EXERCISE MATERIAL —
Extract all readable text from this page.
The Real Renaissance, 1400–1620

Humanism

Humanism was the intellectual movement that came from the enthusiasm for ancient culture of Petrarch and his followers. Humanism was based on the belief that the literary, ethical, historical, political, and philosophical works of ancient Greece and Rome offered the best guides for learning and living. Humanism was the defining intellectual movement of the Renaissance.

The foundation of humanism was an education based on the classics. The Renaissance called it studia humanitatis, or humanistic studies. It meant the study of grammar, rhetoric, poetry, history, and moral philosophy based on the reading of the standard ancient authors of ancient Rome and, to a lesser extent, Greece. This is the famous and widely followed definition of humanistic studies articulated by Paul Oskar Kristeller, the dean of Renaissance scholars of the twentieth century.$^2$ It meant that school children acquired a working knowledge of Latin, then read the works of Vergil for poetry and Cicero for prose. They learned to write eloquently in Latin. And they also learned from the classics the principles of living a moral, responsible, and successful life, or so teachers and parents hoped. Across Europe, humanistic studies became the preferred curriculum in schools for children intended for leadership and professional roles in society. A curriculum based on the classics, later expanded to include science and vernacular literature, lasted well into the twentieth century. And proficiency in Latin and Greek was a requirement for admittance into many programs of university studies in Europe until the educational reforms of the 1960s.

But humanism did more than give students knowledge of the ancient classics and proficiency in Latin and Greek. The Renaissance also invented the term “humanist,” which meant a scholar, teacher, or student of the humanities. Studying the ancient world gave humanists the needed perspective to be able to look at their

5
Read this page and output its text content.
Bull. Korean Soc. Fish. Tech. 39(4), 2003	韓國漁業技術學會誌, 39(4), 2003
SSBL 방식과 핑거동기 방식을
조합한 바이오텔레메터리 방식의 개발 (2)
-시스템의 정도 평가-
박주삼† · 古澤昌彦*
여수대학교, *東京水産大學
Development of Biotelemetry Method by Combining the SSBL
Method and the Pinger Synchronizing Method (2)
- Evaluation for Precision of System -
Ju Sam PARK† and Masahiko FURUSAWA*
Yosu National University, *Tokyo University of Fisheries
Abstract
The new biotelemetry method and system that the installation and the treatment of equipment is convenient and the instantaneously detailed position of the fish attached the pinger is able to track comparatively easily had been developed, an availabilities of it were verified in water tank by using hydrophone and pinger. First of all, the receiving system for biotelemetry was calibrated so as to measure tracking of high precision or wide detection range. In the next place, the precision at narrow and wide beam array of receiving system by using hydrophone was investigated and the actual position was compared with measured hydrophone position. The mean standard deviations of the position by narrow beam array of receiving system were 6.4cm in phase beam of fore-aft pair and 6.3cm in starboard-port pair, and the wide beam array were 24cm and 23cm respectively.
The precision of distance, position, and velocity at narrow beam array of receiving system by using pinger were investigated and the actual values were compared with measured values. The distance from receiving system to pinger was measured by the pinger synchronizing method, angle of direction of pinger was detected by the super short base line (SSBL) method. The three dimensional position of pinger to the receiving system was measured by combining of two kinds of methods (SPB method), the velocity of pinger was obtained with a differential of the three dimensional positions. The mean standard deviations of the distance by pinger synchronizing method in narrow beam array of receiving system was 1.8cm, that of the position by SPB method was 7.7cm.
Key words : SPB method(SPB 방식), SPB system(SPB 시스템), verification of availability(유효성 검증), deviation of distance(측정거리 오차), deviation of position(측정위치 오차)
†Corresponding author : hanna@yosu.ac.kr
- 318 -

PROBLEM TO WORK ON —
Provide only the number of lines in the records containing the string "text".

OUTPUT FOR THIS EXERCISE —
2